::: Selected excerpt

Emir Lotinac

Personal information
- Full name: Emir Lotinac
- Date of birth: September 25, 1987 (age 38)
- Place of birth: Novi Pazar, SFR Yugoslavia
- Height: 1.82 m (5 ft 11+1⁄2 in)
- Position: Centre-back

Youth career
- Novi Pazar

Senior career*
- Years: Team / Apps / (Gls)
- 2004–2007: Novi Pazar / 42 / (1)
- 2007–2010: OFK Beograd / 11 / (0)
- 2008–2009: → Novi Pazar (loan) / 19 / (0)
- 2010: Metalac Kraljevo / 10 / (0)
- 2010–2013: Novi Pazar / 77 / (1)
- 2014–2016: Balestier Khalsa / 70 / (3)
- 2017: Vojvodina / 0 / (0)

= Emir Lotinac =

Serbian footballer

Emir Lotinac (Serbian Cyrillic: Емир Лотинац; born September 25, 1987) is a Serbian footballer who last played for the Vojvodina.

==Career==
Lotinac was born in Novi Pazar. He began his career in his native country, Serbia, with his hometown club Novi Pazar.

He played four seasons with Novi Pazar. In 2007, he made his debut in Serbian SuperLiga. During the 2007–08 season, he joined OFK Beograd in the Serbian SuperLiga. 2008–09 he was loaned back to Novi Pazar. Later he moved on to Metalac Kraljevo.

::::::

* _Task requirements_
a: What playing position does the Emir Lotinac profile list for him?
b: Name each club listed in the senior career section of the Emir Lotinac profile, counting every club only once.
c: Quote the passage of the Emir Lotinac profile that begins at the words "Personal information" and ends after the words "ft 11+1⁄2 in)".
The records bear no relation to the Emir Lotinac profile.

::: Supplied records

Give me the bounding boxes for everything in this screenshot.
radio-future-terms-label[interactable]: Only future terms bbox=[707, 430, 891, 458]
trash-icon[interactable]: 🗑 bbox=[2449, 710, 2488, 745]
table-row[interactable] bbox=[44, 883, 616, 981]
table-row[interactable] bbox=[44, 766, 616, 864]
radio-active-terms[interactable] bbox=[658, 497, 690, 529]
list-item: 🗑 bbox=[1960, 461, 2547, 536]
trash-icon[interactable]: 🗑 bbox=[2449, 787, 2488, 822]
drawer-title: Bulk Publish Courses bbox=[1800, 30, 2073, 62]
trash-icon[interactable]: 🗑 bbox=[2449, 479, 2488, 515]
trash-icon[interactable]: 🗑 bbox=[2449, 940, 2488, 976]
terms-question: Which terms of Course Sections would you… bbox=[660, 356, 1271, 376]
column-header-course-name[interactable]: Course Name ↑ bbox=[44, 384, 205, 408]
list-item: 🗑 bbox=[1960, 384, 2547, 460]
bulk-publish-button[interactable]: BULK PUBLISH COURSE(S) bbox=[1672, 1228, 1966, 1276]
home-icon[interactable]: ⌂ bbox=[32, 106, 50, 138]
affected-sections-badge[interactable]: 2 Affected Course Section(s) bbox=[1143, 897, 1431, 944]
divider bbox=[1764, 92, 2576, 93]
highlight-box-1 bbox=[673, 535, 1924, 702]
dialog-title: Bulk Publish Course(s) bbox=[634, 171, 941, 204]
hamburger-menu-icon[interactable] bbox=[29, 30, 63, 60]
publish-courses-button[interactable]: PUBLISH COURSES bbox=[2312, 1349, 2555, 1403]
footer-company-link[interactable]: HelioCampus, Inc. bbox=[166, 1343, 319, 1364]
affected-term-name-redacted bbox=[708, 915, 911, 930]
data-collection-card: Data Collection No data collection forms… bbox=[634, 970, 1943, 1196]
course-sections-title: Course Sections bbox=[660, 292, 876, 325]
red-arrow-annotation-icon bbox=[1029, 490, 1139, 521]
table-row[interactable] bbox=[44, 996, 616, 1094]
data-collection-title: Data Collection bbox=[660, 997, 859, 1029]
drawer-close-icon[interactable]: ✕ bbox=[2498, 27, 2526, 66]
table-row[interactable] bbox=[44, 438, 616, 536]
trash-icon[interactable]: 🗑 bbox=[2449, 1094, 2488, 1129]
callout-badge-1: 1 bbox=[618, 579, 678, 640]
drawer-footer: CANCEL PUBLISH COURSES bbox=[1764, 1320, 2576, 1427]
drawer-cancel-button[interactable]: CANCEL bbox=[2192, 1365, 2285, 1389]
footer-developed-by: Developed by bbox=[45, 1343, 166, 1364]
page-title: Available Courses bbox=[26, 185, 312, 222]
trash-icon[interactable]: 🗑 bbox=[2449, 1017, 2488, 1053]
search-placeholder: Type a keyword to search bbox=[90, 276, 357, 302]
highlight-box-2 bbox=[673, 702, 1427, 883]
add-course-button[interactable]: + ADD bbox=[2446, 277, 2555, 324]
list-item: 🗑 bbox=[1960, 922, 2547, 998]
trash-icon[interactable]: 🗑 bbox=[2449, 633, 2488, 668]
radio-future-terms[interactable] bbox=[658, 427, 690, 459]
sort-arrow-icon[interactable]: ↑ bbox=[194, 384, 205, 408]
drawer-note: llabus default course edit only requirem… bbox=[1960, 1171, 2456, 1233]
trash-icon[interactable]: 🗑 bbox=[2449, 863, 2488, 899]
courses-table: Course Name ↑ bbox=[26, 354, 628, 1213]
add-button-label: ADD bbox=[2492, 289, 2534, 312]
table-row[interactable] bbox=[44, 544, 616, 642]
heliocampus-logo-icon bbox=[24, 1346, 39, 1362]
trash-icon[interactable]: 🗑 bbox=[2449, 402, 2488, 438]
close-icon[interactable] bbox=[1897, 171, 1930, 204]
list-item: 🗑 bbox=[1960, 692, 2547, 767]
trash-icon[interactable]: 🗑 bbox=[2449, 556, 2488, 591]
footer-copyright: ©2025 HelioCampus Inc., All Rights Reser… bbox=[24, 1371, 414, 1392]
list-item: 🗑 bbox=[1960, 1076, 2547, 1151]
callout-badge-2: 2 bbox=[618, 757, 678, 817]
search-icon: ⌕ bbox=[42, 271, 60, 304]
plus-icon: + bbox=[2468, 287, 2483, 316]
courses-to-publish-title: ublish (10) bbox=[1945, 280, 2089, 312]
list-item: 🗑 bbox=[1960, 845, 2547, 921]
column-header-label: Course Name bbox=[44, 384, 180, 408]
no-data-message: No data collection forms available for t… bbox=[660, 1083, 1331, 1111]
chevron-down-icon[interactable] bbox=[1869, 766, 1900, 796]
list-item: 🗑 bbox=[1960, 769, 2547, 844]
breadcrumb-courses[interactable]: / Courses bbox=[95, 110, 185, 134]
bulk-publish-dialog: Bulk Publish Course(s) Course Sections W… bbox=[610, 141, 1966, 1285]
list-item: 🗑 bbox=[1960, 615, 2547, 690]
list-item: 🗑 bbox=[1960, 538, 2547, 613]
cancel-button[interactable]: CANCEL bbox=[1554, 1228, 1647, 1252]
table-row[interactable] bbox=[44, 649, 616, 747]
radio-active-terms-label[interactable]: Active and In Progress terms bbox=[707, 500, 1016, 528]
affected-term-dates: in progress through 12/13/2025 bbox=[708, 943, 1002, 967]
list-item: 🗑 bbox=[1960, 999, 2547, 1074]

::::::

* _Solutions for each task_
a: Centre-back

b: Novi Pazar, OFK Beograd, Metalac Kraljevo, Balestier Khalsa, Vojvodina

c:
Personal information
- Full name: Emir Lotinac
- Date of birth: September 25, 1987 (age 38)
- Place of birth: Novi Pazar, SFR Yugoslavia
- Height: 1.82 m (5 ft 11+1⁄2 in)